** WHAT IS ASKED **
Output the material word for word. Leave each picture out.

** GIVEN ENTRIES **
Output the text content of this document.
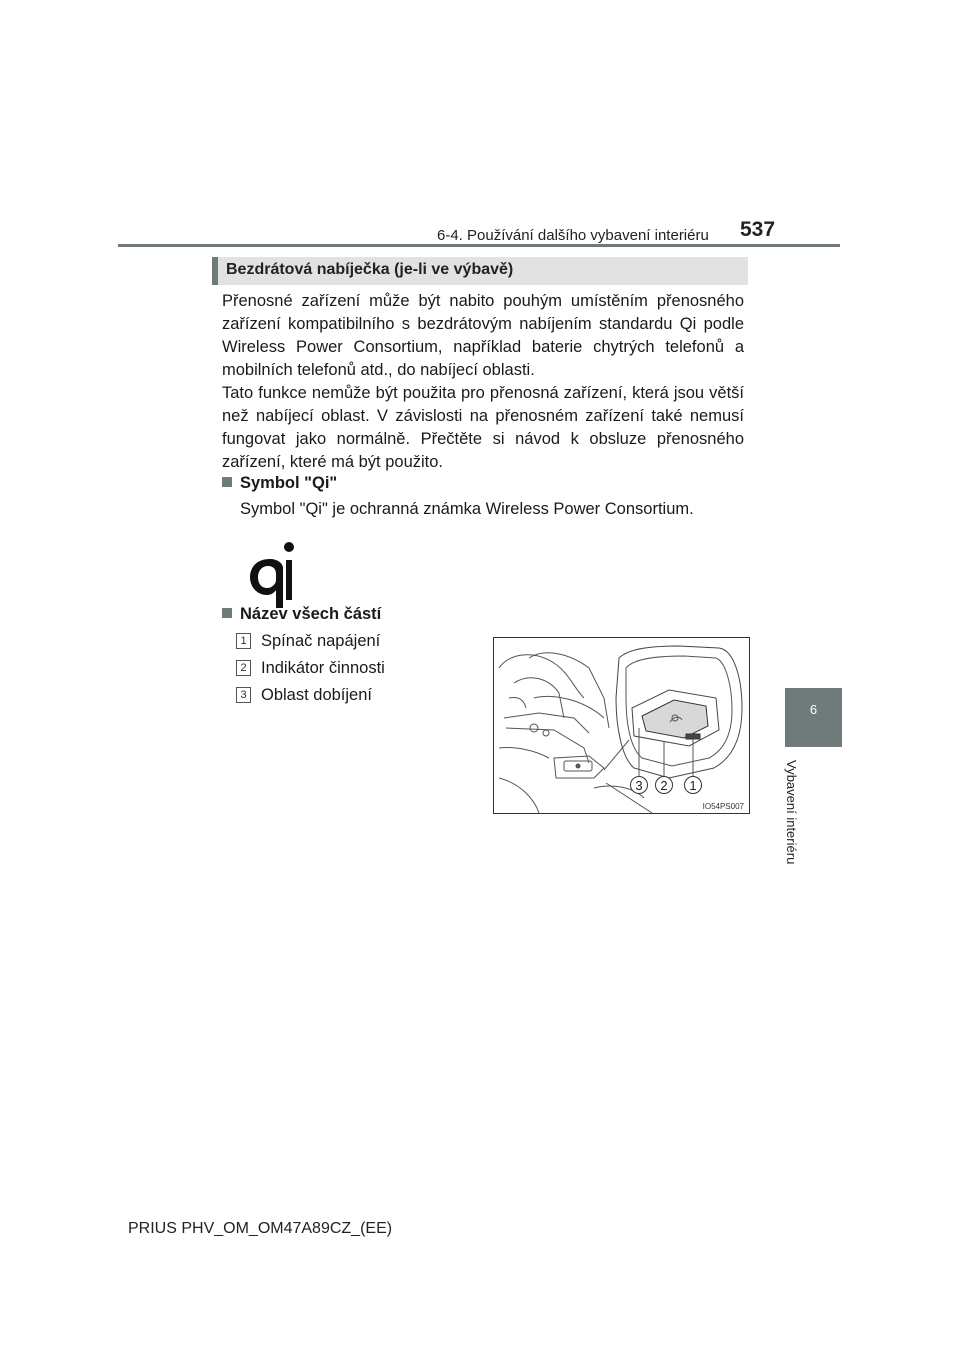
6-4. Používání dalšího vybavení interiéru 537
6
Vybavení interiéru
Bezdrátová nabíječka (je-li ve výbavě)

Přenosné zařízení může být nabito pouhým umístěním přenosného zařízení kompatibilního s bezdrátovým nabíjením standardu Qi podle Wireless Power Consortium, například baterie chytrých telefonů a mobilních telefonů atd., do nabíjecí oblasti.

Tato funkce nemůže být použita pro přenosná zařízení, která jsou větší než nabíjecí oblast. V závislosti na přenosném zařízení také nemusí fungovat jako normálně. Přečtěte si návod k obsluze přenosného zařízení, které má být použito.

Symbol "Qi"
Symbol "Qi" je ochranná známka Wireless Power Consortium.
Název všech částí
1 Spínač napájení
2 Indikátor činnosti
3 Oblast dobíjení
3 2 1
IO54PS007
PRIUS PHV_OM_OM47A89CZ_(EE)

** RESULT OF THE TASK **
Output the text content of this document.
6-4. Používání dalšího vybavení interiéru 537
6
Vybavení interiéru
Bezdrátová nabíječka (je-li ve výbavě)

Přenosné zařízení může být nabito pouhým umístěním přenosného zařízení kompatibilního s bezdrátovým nabíjením standardu Qi podle Wireless Power Consortium, například baterie chytrých telefonů a mobilních telefonů atd., do nabíjecí oblasti.

Tato funkce nemůže být použita pro přenosná zařízení, která jsou větší než nabíjecí oblast. V závislosti na přenosném zařízení také nemusí fungovat jako normálně. Přečtěte si návod k obsluze přenosného zařízení, které má být použito.

Symbol "Qi"
Symbol "Qi" je ochranná známka Wireless Power Consortium.
Název všech částí
1 Spínač napájení
2 Indikátor činnosti
3 Oblast dobíjení
3 2 1
IO54PS007
PRIUS PHV_OM_OM47A89CZ_(EE)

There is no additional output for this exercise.